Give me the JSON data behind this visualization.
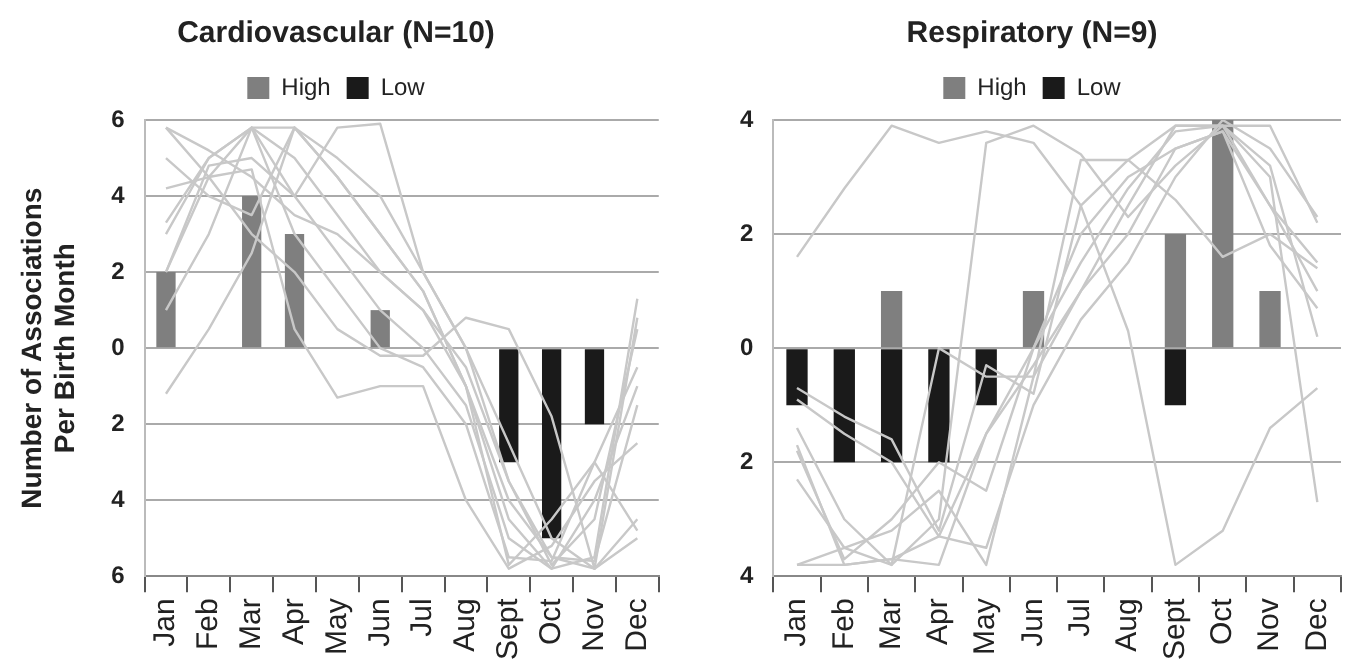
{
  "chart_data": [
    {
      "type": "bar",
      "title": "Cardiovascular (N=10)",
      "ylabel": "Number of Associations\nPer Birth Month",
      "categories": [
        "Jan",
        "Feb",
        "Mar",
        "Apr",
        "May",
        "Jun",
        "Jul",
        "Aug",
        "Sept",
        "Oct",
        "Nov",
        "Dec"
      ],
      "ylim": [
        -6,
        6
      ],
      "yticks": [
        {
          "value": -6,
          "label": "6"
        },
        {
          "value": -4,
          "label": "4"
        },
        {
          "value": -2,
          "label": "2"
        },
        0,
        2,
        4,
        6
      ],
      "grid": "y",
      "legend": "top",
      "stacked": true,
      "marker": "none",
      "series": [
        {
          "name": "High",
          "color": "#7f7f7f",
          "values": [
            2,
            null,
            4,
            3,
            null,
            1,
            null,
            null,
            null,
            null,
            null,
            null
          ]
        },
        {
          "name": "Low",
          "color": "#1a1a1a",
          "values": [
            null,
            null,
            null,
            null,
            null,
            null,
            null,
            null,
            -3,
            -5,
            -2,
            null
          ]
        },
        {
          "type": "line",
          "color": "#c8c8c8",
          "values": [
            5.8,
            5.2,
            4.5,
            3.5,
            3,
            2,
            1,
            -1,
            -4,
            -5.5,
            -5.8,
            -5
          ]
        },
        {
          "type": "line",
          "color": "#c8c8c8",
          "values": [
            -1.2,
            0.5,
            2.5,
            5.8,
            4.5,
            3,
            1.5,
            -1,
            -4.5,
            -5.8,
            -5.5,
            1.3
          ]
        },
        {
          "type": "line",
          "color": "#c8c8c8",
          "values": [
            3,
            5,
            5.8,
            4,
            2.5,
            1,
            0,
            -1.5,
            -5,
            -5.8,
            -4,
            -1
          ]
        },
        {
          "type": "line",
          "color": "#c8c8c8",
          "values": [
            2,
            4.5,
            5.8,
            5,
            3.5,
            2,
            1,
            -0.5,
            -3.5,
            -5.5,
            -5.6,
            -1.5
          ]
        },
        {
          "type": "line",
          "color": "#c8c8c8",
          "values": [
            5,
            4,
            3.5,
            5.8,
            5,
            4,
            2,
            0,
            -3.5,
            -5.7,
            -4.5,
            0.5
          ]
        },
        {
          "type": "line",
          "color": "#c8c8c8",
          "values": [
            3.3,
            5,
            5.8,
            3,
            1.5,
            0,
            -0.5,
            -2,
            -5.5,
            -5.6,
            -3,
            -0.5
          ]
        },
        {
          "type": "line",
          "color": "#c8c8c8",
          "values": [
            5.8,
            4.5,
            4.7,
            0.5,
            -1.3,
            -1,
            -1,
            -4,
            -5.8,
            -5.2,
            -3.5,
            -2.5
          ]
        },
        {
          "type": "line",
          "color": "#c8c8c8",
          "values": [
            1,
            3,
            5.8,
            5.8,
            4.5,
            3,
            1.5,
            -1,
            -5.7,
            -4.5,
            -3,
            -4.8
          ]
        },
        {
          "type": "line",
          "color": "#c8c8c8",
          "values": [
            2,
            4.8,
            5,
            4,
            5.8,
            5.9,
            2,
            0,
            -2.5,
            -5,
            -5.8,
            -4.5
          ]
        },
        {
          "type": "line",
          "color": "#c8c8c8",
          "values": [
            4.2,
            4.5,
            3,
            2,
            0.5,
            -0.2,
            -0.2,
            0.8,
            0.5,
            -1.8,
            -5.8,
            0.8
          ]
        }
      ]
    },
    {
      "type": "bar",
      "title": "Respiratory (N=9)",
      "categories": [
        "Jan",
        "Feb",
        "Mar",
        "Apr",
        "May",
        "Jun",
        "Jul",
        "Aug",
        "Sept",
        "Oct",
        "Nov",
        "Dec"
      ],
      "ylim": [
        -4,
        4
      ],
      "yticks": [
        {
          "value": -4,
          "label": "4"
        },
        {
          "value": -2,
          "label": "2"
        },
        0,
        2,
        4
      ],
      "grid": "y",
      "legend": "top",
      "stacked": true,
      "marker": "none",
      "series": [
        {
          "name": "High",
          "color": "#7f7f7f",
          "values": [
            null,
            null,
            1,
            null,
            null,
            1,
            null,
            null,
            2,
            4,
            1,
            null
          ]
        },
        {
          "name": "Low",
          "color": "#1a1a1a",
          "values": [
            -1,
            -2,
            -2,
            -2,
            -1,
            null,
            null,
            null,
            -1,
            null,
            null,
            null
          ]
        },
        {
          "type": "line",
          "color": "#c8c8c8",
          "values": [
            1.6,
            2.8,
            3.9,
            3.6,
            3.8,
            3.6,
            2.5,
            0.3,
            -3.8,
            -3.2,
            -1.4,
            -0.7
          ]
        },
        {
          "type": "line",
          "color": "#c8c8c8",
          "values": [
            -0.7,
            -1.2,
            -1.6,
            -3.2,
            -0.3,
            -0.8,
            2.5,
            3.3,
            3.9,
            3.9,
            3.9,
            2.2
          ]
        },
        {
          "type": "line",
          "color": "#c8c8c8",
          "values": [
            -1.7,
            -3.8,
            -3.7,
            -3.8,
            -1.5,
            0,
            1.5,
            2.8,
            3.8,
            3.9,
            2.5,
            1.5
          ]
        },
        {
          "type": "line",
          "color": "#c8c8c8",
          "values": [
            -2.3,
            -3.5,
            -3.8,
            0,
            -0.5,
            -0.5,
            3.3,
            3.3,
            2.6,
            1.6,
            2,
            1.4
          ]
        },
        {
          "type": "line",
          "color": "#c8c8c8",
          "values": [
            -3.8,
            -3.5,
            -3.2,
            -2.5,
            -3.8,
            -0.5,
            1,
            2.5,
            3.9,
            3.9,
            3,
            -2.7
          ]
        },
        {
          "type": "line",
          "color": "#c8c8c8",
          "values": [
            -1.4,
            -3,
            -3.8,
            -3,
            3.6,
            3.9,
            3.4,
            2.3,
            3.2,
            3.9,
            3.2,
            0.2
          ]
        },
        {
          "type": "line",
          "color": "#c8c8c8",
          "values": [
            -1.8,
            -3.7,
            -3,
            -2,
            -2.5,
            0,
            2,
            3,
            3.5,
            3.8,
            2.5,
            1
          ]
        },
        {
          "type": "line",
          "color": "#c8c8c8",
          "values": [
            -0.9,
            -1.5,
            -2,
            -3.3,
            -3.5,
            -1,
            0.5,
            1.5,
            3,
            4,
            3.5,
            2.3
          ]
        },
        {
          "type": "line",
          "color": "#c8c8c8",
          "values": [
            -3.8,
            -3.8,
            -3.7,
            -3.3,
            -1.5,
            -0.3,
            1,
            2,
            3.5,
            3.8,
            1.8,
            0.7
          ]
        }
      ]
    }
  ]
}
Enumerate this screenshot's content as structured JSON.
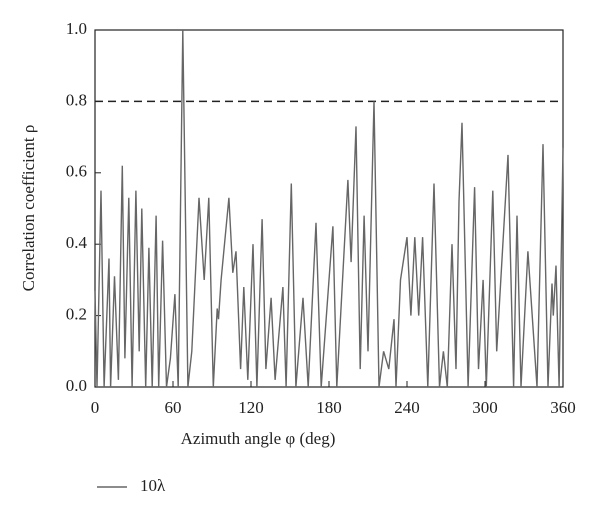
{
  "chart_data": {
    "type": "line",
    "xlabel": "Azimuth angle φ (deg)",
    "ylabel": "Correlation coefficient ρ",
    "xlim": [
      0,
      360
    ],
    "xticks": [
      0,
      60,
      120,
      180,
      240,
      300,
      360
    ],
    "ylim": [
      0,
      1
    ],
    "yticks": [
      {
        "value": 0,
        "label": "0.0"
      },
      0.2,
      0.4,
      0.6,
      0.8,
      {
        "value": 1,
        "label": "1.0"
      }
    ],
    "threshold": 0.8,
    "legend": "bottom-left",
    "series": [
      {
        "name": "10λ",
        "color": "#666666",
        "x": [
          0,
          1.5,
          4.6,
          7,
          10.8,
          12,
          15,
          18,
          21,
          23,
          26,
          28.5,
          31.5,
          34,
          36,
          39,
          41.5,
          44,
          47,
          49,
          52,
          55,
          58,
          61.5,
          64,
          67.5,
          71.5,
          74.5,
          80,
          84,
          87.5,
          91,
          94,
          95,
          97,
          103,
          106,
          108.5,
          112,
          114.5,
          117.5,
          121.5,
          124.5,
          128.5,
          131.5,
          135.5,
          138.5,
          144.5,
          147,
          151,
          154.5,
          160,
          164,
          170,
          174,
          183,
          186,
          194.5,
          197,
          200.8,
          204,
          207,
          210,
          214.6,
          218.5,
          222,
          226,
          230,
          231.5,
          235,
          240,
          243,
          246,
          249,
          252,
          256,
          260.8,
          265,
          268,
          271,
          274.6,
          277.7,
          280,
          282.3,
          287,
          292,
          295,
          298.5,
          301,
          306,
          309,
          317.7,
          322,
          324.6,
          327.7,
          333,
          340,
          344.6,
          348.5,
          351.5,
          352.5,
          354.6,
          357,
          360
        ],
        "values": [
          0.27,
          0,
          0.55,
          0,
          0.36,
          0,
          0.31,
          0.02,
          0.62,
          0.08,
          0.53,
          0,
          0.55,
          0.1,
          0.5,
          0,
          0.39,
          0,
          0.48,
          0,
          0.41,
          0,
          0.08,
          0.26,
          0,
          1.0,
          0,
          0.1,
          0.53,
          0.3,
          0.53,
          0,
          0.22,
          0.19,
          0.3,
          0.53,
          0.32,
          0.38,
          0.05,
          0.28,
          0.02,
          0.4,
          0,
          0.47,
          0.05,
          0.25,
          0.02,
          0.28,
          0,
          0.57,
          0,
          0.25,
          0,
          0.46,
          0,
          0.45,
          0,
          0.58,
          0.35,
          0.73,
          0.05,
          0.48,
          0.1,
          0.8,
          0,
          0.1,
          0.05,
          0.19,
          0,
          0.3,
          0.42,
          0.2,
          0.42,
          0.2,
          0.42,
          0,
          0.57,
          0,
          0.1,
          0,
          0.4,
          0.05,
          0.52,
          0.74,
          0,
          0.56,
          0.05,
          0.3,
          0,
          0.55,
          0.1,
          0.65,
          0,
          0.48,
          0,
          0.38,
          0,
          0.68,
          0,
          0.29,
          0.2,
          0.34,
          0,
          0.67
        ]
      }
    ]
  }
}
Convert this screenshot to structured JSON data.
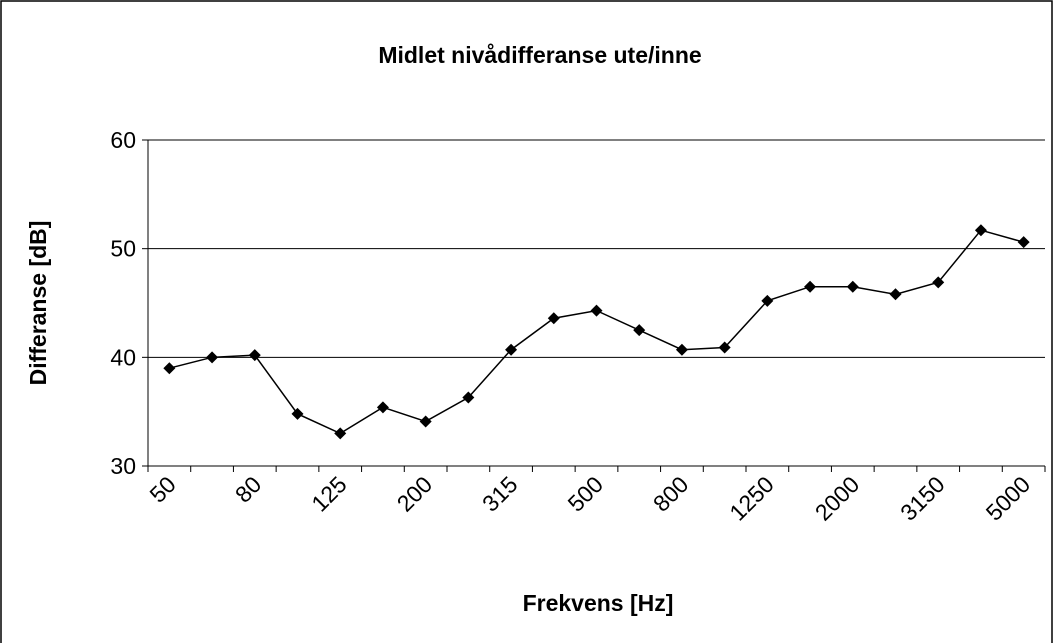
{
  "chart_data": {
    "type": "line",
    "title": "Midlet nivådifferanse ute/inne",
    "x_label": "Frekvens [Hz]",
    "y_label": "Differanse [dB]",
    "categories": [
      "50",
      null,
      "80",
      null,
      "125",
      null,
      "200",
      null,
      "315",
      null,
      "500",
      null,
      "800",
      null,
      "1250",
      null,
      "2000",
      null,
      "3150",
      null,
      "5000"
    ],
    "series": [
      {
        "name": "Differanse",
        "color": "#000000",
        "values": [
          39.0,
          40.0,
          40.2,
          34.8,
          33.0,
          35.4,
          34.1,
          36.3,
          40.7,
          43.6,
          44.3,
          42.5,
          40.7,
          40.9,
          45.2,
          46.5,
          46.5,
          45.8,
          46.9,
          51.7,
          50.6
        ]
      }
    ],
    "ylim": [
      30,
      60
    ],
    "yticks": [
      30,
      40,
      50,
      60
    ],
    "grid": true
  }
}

==========

**EXERCISE REQUIREMENTS:** List each line of the records that holds the string "structured".

**THE OUTPUT:**
Enumerate this screenshot's content as structured JSON.
Convert this screenshot to structured JSON data.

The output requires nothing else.